## Directive:
Find the string "FORWARD" in the records. Copy every line it appears in.

## Source material:
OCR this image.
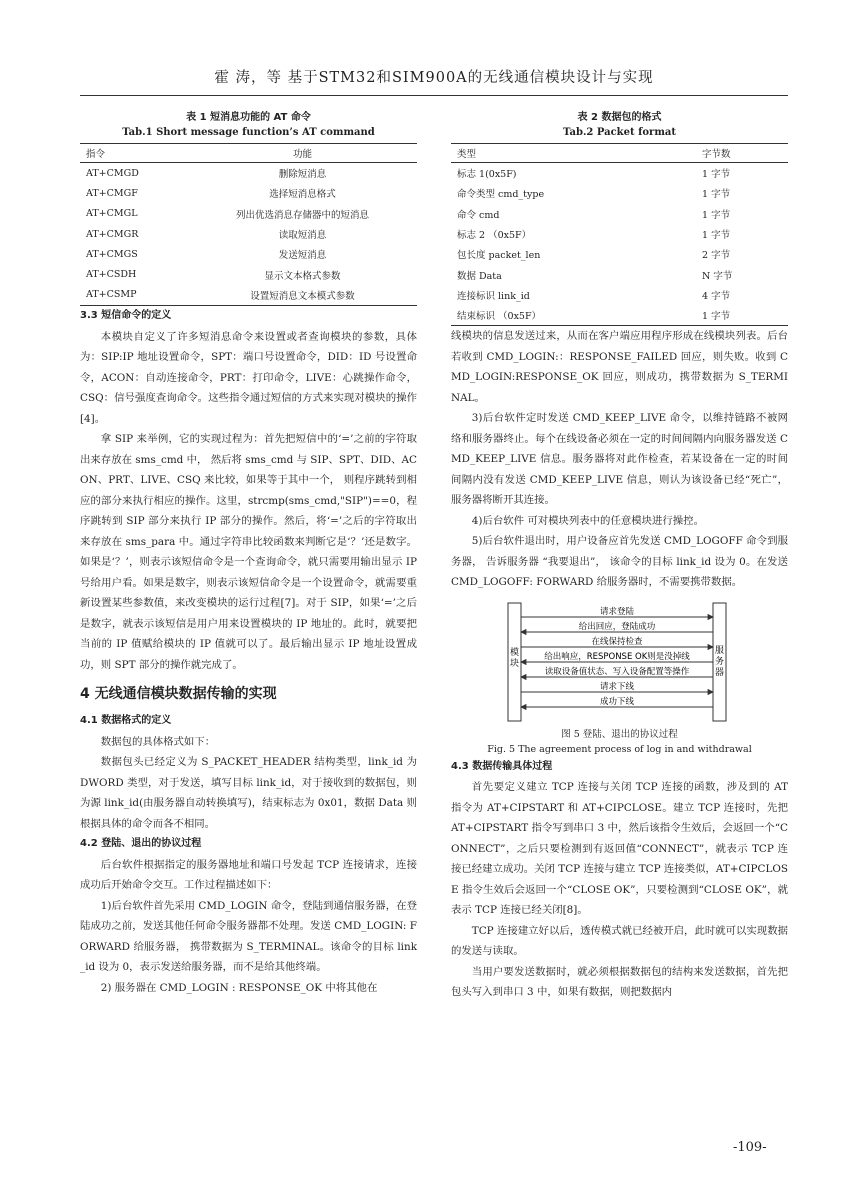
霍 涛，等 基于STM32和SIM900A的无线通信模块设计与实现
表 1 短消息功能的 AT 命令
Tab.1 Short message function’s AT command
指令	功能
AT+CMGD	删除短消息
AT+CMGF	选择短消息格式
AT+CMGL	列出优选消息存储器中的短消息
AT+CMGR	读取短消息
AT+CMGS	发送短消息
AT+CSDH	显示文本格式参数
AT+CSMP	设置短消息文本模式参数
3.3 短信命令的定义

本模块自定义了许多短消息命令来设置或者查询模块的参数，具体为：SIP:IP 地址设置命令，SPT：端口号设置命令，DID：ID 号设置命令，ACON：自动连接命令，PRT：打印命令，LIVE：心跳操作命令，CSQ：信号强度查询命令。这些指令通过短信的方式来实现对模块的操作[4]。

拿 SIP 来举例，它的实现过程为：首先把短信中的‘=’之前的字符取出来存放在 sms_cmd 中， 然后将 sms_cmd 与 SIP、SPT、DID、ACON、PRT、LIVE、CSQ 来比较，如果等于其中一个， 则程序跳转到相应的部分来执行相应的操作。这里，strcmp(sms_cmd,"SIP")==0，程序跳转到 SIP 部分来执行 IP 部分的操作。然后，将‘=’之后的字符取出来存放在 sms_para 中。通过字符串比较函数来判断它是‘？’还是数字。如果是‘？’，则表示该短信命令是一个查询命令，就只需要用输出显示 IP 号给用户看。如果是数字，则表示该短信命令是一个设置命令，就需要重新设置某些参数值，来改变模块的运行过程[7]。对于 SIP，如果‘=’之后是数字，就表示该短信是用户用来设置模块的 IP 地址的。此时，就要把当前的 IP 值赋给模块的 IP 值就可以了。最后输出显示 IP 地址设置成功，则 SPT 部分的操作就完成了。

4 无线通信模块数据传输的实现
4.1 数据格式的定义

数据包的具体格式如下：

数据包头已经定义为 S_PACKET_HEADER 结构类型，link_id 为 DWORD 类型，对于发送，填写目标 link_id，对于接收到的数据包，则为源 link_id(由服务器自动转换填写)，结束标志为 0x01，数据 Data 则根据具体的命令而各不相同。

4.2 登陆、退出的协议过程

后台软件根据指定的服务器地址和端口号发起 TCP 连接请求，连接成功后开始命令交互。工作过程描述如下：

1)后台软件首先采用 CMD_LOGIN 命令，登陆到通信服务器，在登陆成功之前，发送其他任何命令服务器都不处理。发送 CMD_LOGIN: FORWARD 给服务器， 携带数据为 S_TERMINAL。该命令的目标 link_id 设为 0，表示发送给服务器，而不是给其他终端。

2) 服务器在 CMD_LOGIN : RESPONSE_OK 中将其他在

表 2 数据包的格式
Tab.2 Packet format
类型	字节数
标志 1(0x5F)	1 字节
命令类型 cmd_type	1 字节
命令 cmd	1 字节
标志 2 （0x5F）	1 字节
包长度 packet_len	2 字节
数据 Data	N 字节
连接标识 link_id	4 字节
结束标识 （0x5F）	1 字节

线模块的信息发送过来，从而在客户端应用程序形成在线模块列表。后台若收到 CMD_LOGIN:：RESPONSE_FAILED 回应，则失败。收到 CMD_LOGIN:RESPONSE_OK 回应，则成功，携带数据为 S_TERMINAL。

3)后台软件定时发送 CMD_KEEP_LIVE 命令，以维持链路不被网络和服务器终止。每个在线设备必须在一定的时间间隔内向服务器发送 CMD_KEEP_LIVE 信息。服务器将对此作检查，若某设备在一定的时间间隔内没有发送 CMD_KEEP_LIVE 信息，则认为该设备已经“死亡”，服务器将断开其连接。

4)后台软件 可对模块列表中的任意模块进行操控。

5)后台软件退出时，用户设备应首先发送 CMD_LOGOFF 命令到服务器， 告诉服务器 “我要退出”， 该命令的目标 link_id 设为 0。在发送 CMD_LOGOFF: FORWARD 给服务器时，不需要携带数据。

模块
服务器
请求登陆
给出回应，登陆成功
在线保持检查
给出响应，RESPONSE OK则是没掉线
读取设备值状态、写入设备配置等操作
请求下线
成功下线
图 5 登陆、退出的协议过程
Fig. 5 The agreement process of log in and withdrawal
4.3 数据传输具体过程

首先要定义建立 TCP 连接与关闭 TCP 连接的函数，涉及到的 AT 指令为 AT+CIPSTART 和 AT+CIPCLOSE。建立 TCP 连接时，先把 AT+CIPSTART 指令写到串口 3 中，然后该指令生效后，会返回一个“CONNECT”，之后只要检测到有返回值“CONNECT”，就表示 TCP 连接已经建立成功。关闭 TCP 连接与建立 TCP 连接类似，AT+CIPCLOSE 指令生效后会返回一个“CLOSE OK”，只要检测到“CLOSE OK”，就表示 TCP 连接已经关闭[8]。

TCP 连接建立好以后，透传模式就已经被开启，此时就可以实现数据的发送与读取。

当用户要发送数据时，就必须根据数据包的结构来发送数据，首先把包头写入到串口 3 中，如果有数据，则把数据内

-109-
---
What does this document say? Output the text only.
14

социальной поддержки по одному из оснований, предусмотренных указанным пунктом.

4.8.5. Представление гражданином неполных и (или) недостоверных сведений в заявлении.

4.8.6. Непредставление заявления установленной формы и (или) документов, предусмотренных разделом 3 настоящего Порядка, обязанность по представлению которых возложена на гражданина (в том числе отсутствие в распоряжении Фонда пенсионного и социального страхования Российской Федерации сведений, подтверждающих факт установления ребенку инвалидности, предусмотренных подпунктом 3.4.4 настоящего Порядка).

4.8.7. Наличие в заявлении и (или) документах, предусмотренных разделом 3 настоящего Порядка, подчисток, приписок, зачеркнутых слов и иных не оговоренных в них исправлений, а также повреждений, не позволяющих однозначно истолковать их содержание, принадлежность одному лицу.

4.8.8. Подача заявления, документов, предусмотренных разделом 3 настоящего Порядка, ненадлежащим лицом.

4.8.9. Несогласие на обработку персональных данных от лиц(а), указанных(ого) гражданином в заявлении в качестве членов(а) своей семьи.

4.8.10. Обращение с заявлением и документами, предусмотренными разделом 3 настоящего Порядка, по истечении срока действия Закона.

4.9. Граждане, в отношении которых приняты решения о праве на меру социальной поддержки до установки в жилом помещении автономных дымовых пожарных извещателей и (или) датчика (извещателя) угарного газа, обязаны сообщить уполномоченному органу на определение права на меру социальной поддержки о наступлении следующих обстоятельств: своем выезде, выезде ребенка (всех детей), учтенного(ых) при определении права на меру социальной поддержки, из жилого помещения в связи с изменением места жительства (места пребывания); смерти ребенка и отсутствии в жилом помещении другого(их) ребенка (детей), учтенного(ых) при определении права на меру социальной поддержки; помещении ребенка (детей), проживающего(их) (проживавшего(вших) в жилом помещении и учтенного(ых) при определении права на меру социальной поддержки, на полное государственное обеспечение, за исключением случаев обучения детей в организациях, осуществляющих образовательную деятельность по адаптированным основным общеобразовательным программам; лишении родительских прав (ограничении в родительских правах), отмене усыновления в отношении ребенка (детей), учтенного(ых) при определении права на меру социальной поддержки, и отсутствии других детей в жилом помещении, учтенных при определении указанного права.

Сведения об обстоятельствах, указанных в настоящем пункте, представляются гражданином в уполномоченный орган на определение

## Written solution:
1)后台软件首先采用 CMD_LOGIN 命令，登陆到通信服务器，在登陆成功之前，发送其他任何命令服务器都不处理。发送 CMD_LOGIN: FORWARD 给服务器， 携带数据为 S_TERMINAL。该命令的目标 link_id 设为 0，表示发送给服务器，而不是给其他终端。
5)后台软件退出时，用户设备应首先发送 CMD_LOGOFF 命令到服务器， 告诉服务器 “我要退出”， 该命令的目标 link_id 设为 0。在发送 CMD_LOGOFF: FORWARD 给服务器时，不需要携带数据。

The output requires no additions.